### EXERCISE REQUIREMENTS
Each entry below is to be printed verbatim.

### EXTRACTED DATA
......

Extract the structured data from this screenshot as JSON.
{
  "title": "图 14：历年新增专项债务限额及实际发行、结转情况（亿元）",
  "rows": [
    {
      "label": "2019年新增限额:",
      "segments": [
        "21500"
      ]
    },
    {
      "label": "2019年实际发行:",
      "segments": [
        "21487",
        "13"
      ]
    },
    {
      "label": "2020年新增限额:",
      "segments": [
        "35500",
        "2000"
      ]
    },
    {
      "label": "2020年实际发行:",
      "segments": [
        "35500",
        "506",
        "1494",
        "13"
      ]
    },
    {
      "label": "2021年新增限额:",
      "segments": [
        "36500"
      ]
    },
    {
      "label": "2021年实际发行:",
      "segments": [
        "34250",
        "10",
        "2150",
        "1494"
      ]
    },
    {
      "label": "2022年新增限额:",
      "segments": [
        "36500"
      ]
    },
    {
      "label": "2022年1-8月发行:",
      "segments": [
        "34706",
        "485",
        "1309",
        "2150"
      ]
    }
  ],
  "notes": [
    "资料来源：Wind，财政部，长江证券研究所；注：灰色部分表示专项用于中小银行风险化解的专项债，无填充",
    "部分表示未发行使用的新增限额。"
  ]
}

......

### FINISHED EXERCISE
Extract the structured data from this screenshot as JSON.
{
  "title": "图 14：历年新增专项债务限额及实际发行、结转情况（亿元）",
  "rows": [
    {
      "label": "2019年新增限额:",
      "segments": [
        "21500"
      ]
    },
    {
      "label": "2019年实际发行:",
      "segments": [
        "21487",
        "13"
      ]
    },
    {
      "label": "2020年新增限额:",
      "segments": [
        "35500",
        "2000"
      ]
    },
    {
      "label": "2020年实际发行:",
      "segments": [
        "35500",
        "506",
        "1494",
        "13"
      ]
    },
    {
      "label": "2021年新增限额:",
      "segments": [
        "36500"
      ]
    },
    {
      "label": "2021年实际发行:",
      "segments": [
        "34250",
        "10",
        "2150",
        "1494"
      ]
    },
    {
      "label": "2022年新增限额:",
      "segments": [
        "36500"
      ]
    },
    {
      "label": "2022年1-8月发行:",
      "segments": [
        "34706",
        "485",
        "1309",
        "2150"
      ]
    }
  ],
  "notes": [
    "资料来源：Wind，财政部，长江证券研究所；注：灰色部分表示专项用于中小银行风险化解的专项债，无填充",
    "部分表示未发行使用的新增限额。"
  ]
}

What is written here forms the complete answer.